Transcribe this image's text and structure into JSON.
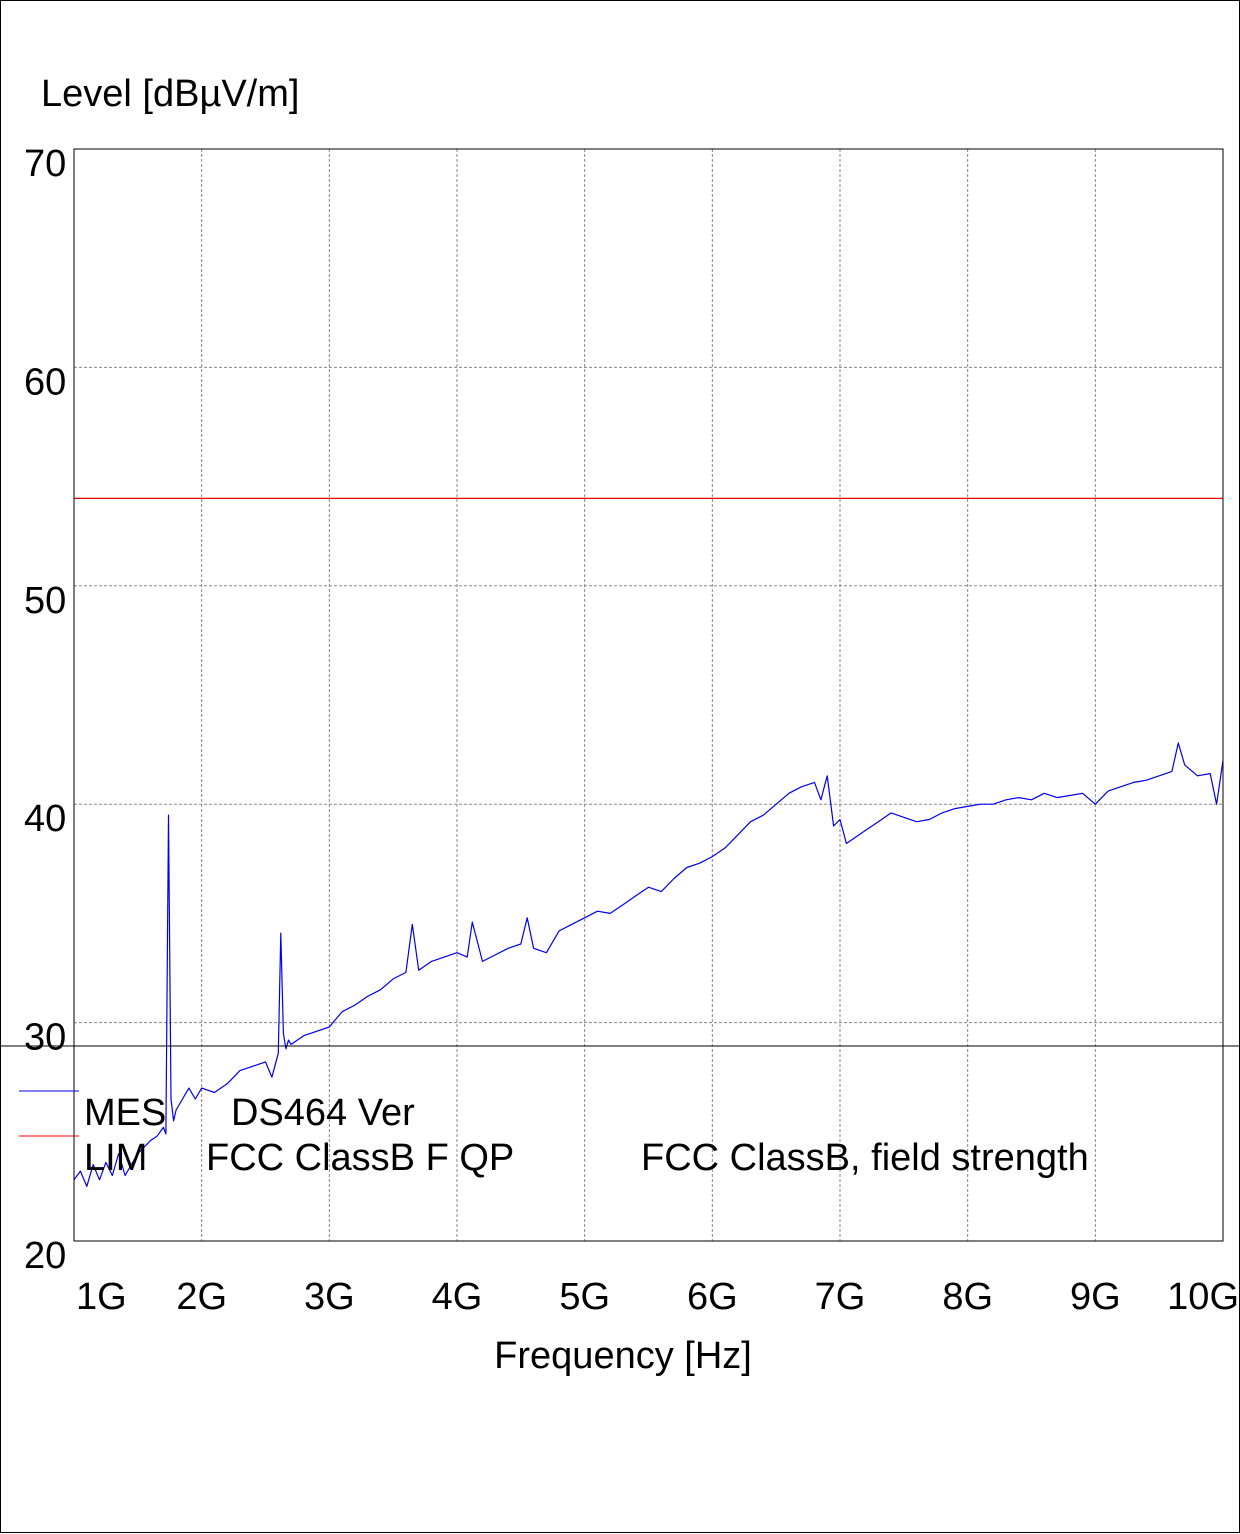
{
  "chart_data": {
    "type": "line",
    "ylabel": "Level [dBµV/m]",
    "xlabel": "Frequency [Hz]",
    "ylim": [
      20,
      70
    ],
    "xlim": [
      1000000000,
      10000000000
    ],
    "x_scale": "linear",
    "grid": true,
    "y_ticks": [
      "20",
      "30",
      "40",
      "50",
      "60",
      "70"
    ],
    "x_ticks": [
      {
        "value": 1000000000,
        "label": "1G"
      },
      {
        "value": 2000000000,
        "label": "2G"
      },
      {
        "value": 3000000000,
        "label": "3G"
      },
      {
        "value": 4000000000,
        "label": "4G"
      },
      {
        "value": 5000000000,
        "label": "5G"
      },
      {
        "value": 6000000000,
        "label": "6G"
      },
      {
        "value": 7000000000,
        "label": "7G"
      },
      {
        "value": 8000000000,
        "label": "8G"
      },
      {
        "value": 9000000000,
        "label": "9G"
      },
      {
        "value": 10000000000,
        "label": "10G"
      }
    ],
    "series": [
      {
        "name": "MES",
        "color": "#0000ee",
        "x": [
          1000000000,
          1050000000,
          1100000000,
          1150000000,
          1200000000,
          1250000000,
          1300000000,
          1350000000,
          1400000000,
          1450000000,
          1500000000,
          1550000000,
          1600000000,
          1650000000,
          1700000000,
          1720000000,
          1740000000,
          1760000000,
          1780000000,
          1800000000,
          1850000000,
          1900000000,
          1950000000,
          2000000000,
          2100000000,
          2200000000,
          2300000000,
          2400000000,
          2500000000,
          2550000000,
          2600000000,
          2620000000,
          2640000000,
          2660000000,
          2680000000,
          2700000000,
          2800000000,
          2900000000,
          3000000000,
          3100000000,
          3200000000,
          3300000000,
          3400000000,
          3500000000,
          3600000000,
          3650000000,
          3700000000,
          3800000000,
          3900000000,
          4000000000,
          4080000000,
          4120000000,
          4200000000,
          4300000000,
          4400000000,
          4500000000,
          4550000000,
          4600000000,
          4700000000,
          4800000000,
          4900000000,
          5000000000,
          5100000000,
          5200000000,
          5300000000,
          5400000000,
          5500000000,
          5600000000,
          5700000000,
          5800000000,
          5900000000,
          6000000000,
          6100000000,
          6200000000,
          6300000000,
          6400000000,
          6500000000,
          6600000000,
          6700000000,
          6800000000,
          6850000000,
          6900000000,
          6950000000,
          7000000000,
          7050000000,
          7100000000,
          7200000000,
          7300000000,
          7400000000,
          7500000000,
          7600000000,
          7700000000,
          7800000000,
          7900000000,
          8000000000,
          8100000000,
          8200000000,
          8300000000,
          8400000000,
          8500000000,
          8600000000,
          8700000000,
          8800000000,
          8900000000,
          9000000000,
          9100000000,
          9200000000,
          9300000000,
          9400000000,
          9500000000,
          9600000000,
          9650000000,
          9700000000,
          9800000000,
          9900000000,
          9950000000,
          10000000000
        ],
        "y": [
          22.8,
          23.2,
          22.5,
          23.5,
          22.8,
          23.6,
          23.0,
          24.0,
          23.0,
          23.5,
          24.0,
          24.3,
          24.6,
          24.8,
          25.2,
          24.9,
          39.5,
          26.5,
          25.5,
          26.0,
          26.5,
          27.0,
          26.5,
          27.0,
          26.8,
          27.2,
          27.8,
          28.0,
          28.2,
          27.5,
          28.6,
          34.1,
          29.5,
          28.8,
          29.2,
          29.0,
          29.4,
          29.6,
          29.8,
          30.5,
          30.8,
          31.2,
          31.5,
          32.0,
          32.3,
          34.5,
          32.4,
          32.8,
          33.0,
          33.2,
          33.0,
          34.6,
          32.8,
          33.1,
          33.4,
          33.6,
          34.8,
          33.4,
          33.2,
          34.2,
          34.5,
          34.8,
          35.1,
          35.0,
          35.4,
          35.8,
          36.2,
          36.0,
          36.6,
          37.1,
          37.3,
          37.6,
          38.0,
          38.6,
          39.2,
          39.5,
          40.0,
          40.5,
          40.8,
          41.0,
          40.2,
          41.3,
          39.0,
          39.3,
          38.2,
          38.4,
          38.8,
          39.2,
          39.6,
          39.4,
          39.2,
          39.3,
          39.6,
          39.8,
          39.9,
          40.0,
          40.0,
          40.2,
          40.3,
          40.2,
          40.5,
          40.3,
          40.4,
          40.5,
          40.0,
          40.6,
          40.8,
          41.0,
          41.1,
          41.3,
          41.5,
          42.8,
          41.8,
          41.3,
          41.4,
          40.0,
          42.0
        ]
      },
      {
        "name": "LIM",
        "color": "#ee0000",
        "x": [
          1000000000,
          10000000000
        ],
        "y": [
          54.0,
          54.0
        ]
      }
    ]
  },
  "legend": [
    {
      "code": "MES",
      "description": "DS464 Ver",
      "note": "",
      "color": "#0000ee"
    },
    {
      "code": "LIM",
      "description": "FCC ClassB F QP",
      "note": "FCC ClassB, field strength",
      "color": "#ee0000"
    }
  ]
}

### INSTRUCTIONS TO FOLLOW
Report only a number: how many lines in the material above contain the string "description".

### EXERCISE RESULT
2